Exclude the pictures, then copy all remaining records exactly.

(Stored items from a collection)
* Begin *
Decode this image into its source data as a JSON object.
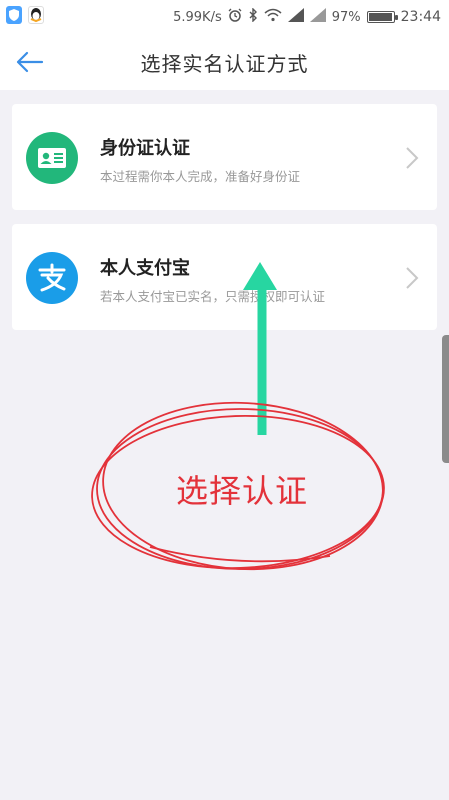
{
  "status_bar": {
    "network_speed": "5.99K/s",
    "battery_percent": "97%",
    "time": "23:44",
    "icons": [
      "alarm-icon",
      "bluetooth-icon",
      "wifi-icon",
      "signal-icon",
      "battery-icon"
    ]
  },
  "nav": {
    "title": "选择实名认证方式",
    "back_icon": "arrow-left-icon"
  },
  "options": [
    {
      "title": "身份证认证",
      "subtitle": "本过程需你本人完成，准备好身份证",
      "icon": "id-card-icon",
      "icon_color": "#22b77b"
    },
    {
      "title": "本人支付宝",
      "subtitle": "若本人支付宝已实名，只需授权即可认证",
      "icon": "alipay-icon",
      "icon_color": "#1a9de8"
    }
  ],
  "annotation": {
    "text": "选择认证",
    "arrow_color": "#27d6a1",
    "circle_color": "#e3323a"
  },
  "colors": {
    "background": "#f2f1f6",
    "accent": "#3a8ee6"
  }
}
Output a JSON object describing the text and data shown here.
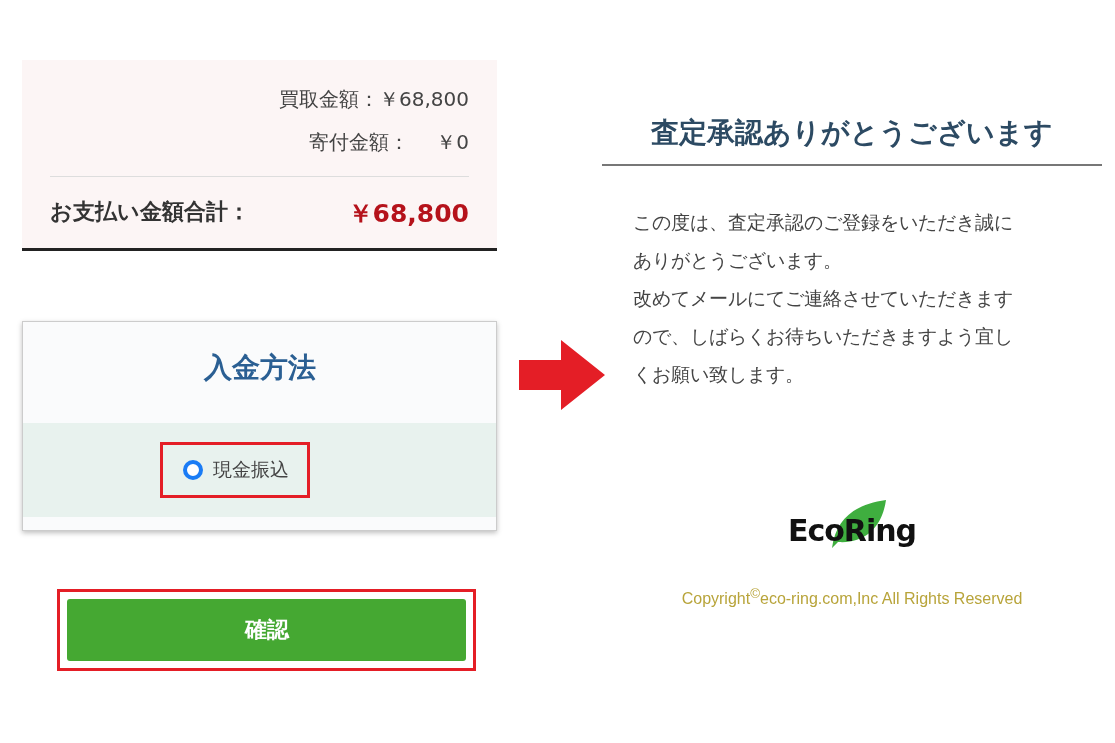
{
  "summary": {
    "rows": [
      {
        "label": "買取金額：",
        "value": "￥68,800"
      },
      {
        "label": "寄付金額：",
        "value": "￥0"
      }
    ],
    "total": {
      "label": "お支払い金額合計：",
      "value": "￥68,800"
    }
  },
  "payment_method": {
    "title": "入金方法",
    "options": [
      {
        "label": "現金振込",
        "selected": true,
        "highlighted": true
      }
    ]
  },
  "confirm_button": {
    "label": "確認",
    "highlighted": true
  },
  "thanks": {
    "title": "査定承認ありがとうございます",
    "message_lines": [
      "この度は、査定承認のご登録をいただき誠に",
      "ありがとうございます。",
      "改めてメールにてご連絡させていただきます",
      "ので、しばらくお待ちいただきますよう宜し",
      "くお願い致します。"
    ],
    "logo": "EcoRing",
    "copyright": "Copyright$^{©}$eco-ring.com,Inc All Rights Reserved"
  }
}
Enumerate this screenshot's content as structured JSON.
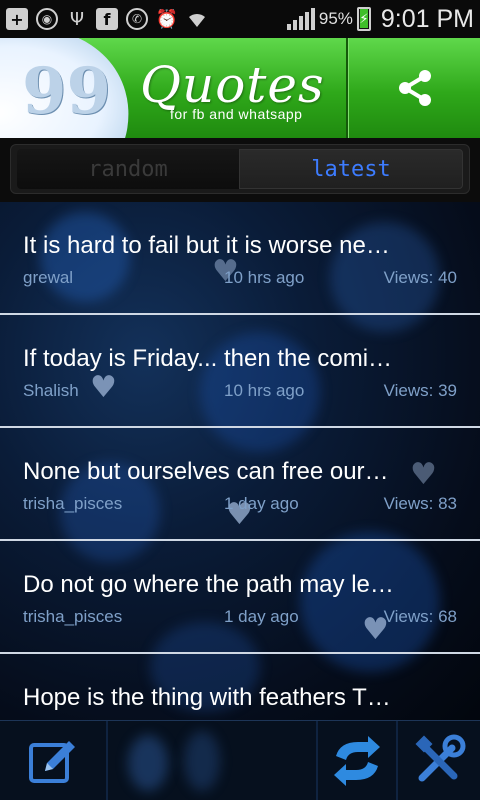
{
  "status_bar": {
    "battery_percent": "95%",
    "time": "9:01 PM",
    "icons": [
      "add-icon",
      "target-icon",
      "usb-icon",
      "facebook-icon",
      "whatsapp-icon",
      "alarm-icon",
      "wifi-icon",
      "signal-icon",
      "battery-icon"
    ]
  },
  "header": {
    "quote_mark": "99",
    "logo_title": "Quotes",
    "logo_subtitle": "for fb and whatsapp"
  },
  "tabs": {
    "random": "random",
    "latest": "latest",
    "selected": "latest"
  },
  "quotes": [
    {
      "text": "It is hard to fail but it is worse ne…",
      "author": "grewal",
      "time": "10 hrs ago",
      "views": "Views: 40"
    },
    {
      "text": "If today is Friday... then the comi…",
      "author": "Shalish",
      "time": "10 hrs ago",
      "views": "Views: 39"
    },
    {
      "text": "None but ourselves can free our…",
      "author": "trisha_pisces",
      "time": "1 day ago",
      "views": "Views: 83"
    },
    {
      "text": "Do not go where the path may le…",
      "author": "trisha_pisces",
      "time": "1 day ago",
      "views": "Views: 68"
    },
    {
      "text": "Hope is the thing with feathers T…",
      "author": "",
      "time": "",
      "views": ""
    }
  ],
  "colors": {
    "header_green": "#2fa81a",
    "accent_blue": "#3d7cff",
    "meta_blue": "#7fa0c8"
  }
}
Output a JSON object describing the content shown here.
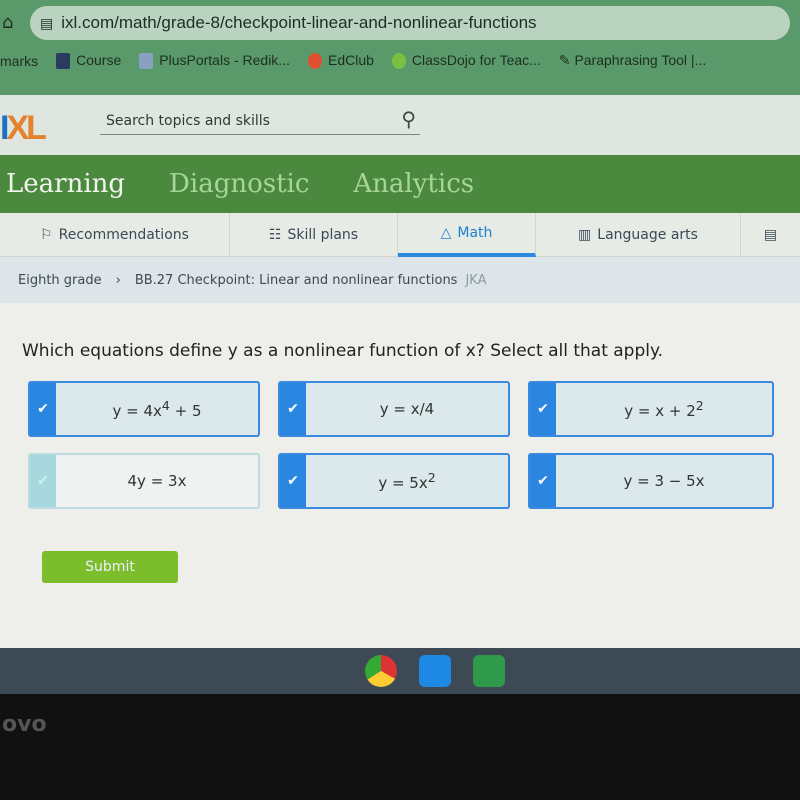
{
  "browser": {
    "url": "ixl.com/math/grade-8/checkpoint-linear-and-nonlinear-functions",
    "bookmarks": [
      "marks",
      "Course",
      "PlusPortals - Redik...",
      "EdClub",
      "ClassDojo for Teac...",
      "Paraphrasing Tool |..."
    ]
  },
  "header": {
    "logo": "IXL",
    "search_placeholder": "Search topics and skills"
  },
  "nav": [
    "Learning",
    "Diagnostic",
    "Analytics"
  ],
  "subnav": [
    "Recommendations",
    "Skill plans",
    "Math",
    "Language arts"
  ],
  "breadcrumb": {
    "grade": "Eighth grade",
    "skill": "BB.27 Checkpoint: Linear and nonlinear functions",
    "code": "JKA"
  },
  "question": "Which equations define y as a nonlinear function of x? Select all that apply.",
  "options": [
    {
      "label": "y = 4x⁴ + 5",
      "selected": true
    },
    {
      "label": "y = x/4",
      "selected": true
    },
    {
      "label": "y = x + 2²",
      "selected": true
    },
    {
      "label": "4y = 3x",
      "selected": false
    },
    {
      "label": "y = 5x²",
      "selected": true
    },
    {
      "label": "y = 3 − 5x",
      "selected": true
    }
  ],
  "submit": "Submit",
  "device_brand": "ovo",
  "colors": {
    "accent": "#2a86e0",
    "nav_green": "#4b8a3e",
    "submit_green": "#7bbd2a"
  }
}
* End *
- _Exercise solution_
Decode this image into its source data as a JSON object.
{
  "status_bar": {
    "network_speed": "5.99K/s",
    "battery_percent": "97%",
    "time": "23:44",
    "icons": [
      "alarm-icon",
      "bluetooth-icon",
      "wifi-icon",
      "signal-icon",
      "battery-icon"
    ]
  },
  "nav": {
    "title": "选择实名认证方式",
    "back_icon": "arrow-left-icon"
  },
  "options": [
    {
      "title": "身份证认证",
      "subtitle": "本过程需你本人完成，准备好身份证",
      "icon": "id-card-icon",
      "icon_color": "#22b77b"
    },
    {
      "title": "本人支付宝",
      "subtitle": "若本人支付宝已实名，只需授权即可认证",
      "icon": "alipay-icon",
      "icon_color": "#1a9de8"
    }
  ],
  "annotation": {
    "text": "选择认证",
    "arrow_color": "#27d6a1",
    "circle_color": "#e3323a"
  },
  "colors": {
    "background": "#f2f1f6",
    "accent": "#3a8ee6"
  }
}
Output a JSON object describing the text and data shown here.
{
  "summary": {
    "rows": [
      {
        "label": "買取金額：",
        "value": "￥68,800"
      },
      {
        "label": "寄付金額：",
        "value": "￥0"
      }
    ],
    "total": {
      "label": "お支払い金額合計：",
      "value": "￥68,800"
    }
  },
  "payment_method": {
    "title": "入金方法",
    "options": [
      {
        "label": "現金振込",
        "selected": true,
        "highlighted": true
      }
    ]
  },
  "confirm_button": {
    "label": "確認",
    "highlighted": true
  },
  "thanks": {
    "title": "査定承認ありがとうございます",
    "message_lines": [
      "この度は、査定承認のご登録をいただき誠に",
      "ありがとうございます。",
      "改めてメールにてご連絡させていただきます",
      "ので、しばらくお待ちいただきますよう宜し",
      "くお願い致します。"
    ],
    "logo": "EcoRing",
    "copyright": "Copyright$^{©}$eco-ring.com,Inc All Rights Reserved"
  }
}
Enumerate this screenshot's content as structured JSON.
{
  "status_bar": {
    "battery_percent": "95%",
    "time": "9:01 PM",
    "icons": [
      "add-icon",
      "target-icon",
      "usb-icon",
      "facebook-icon",
      "whatsapp-icon",
      "alarm-icon",
      "wifi-icon",
      "signal-icon",
      "battery-icon"
    ]
  },
  "header": {
    "quote_mark": "99",
    "logo_title": "Quotes",
    "logo_subtitle": "for fb and whatsapp"
  },
  "tabs": {
    "random": "random",
    "latest": "latest",
    "selected": "latest"
  },
  "quotes": [
    {
      "text": "It is hard to fail but it is worse ne…",
      "author": "grewal",
      "time": "10 hrs ago",
      "views": "Views: 40"
    },
    {
      "text": "If today is Friday... then the comi…",
      "author": "Shalish",
      "time": "10 hrs ago",
      "views": "Views: 39"
    },
    {
      "text": "None but ourselves can free our…",
      "author": "trisha_pisces",
      "time": "1 day ago",
      "views": "Views: 83"
    },
    {
      "text": "Do not go where the path may le…",
      "author": "trisha_pisces",
      "time": "1 day ago",
      "views": "Views: 68"
    },
    {
      "text": "Hope is the thing with feathers T…",
      "author": "",
      "time": "",
      "views": ""
    }
  ],
  "colors": {
    "header_green": "#2fa81a",
    "accent_blue": "#3d7cff",
    "meta_blue": "#7fa0c8"
  }
}
Output a JSON object describing the content shown here.
{
  "browser": {
    "url": "ixl.com/math/grade-8/checkpoint-linear-and-nonlinear-functions",
    "bookmarks": [
      "marks",
      "Course",
      "PlusPortals - Redik...",
      "EdClub",
      "ClassDojo for Teac...",
      "Paraphrasing Tool |..."
    ]
  },
  "header": {
    "logo": "IXL",
    "search_placeholder": "Search topics and skills"
  },
  "nav": [
    "Learning",
    "Diagnostic",
    "Analytics"
  ],
  "subnav": [
    "Recommendations",
    "Skill plans",
    "Math",
    "Language arts"
  ],
  "breadcrumb": {
    "grade": "Eighth grade",
    "skill": "BB.27 Checkpoint: Linear and nonlinear functions",
    "code": "JKA"
  },
  "question": "Which equations define y as a nonlinear function of x? Select all that apply.",
  "options": [
    {
      "label": "y = 4x⁴ + 5",
      "selected": true
    },
    {
      "label": "y = x/4",
      "selected": true
    },
    {
      "label": "y = x + 2²",
      "selected": true
    },
    {
      "label": "4y = 3x",
      "selected": false
    },
    {
      "label": "y = 5x²",
      "selected": true
    },
    {
      "label": "y = 3 − 5x",
      "selected": true
    }
  ],
  "submit": "Submit",
  "device_brand": "ovo",
  "colors": {
    "accent": "#2a86e0",
    "nav_green": "#4b8a3e",
    "submit_green": "#7bbd2a"
  }
}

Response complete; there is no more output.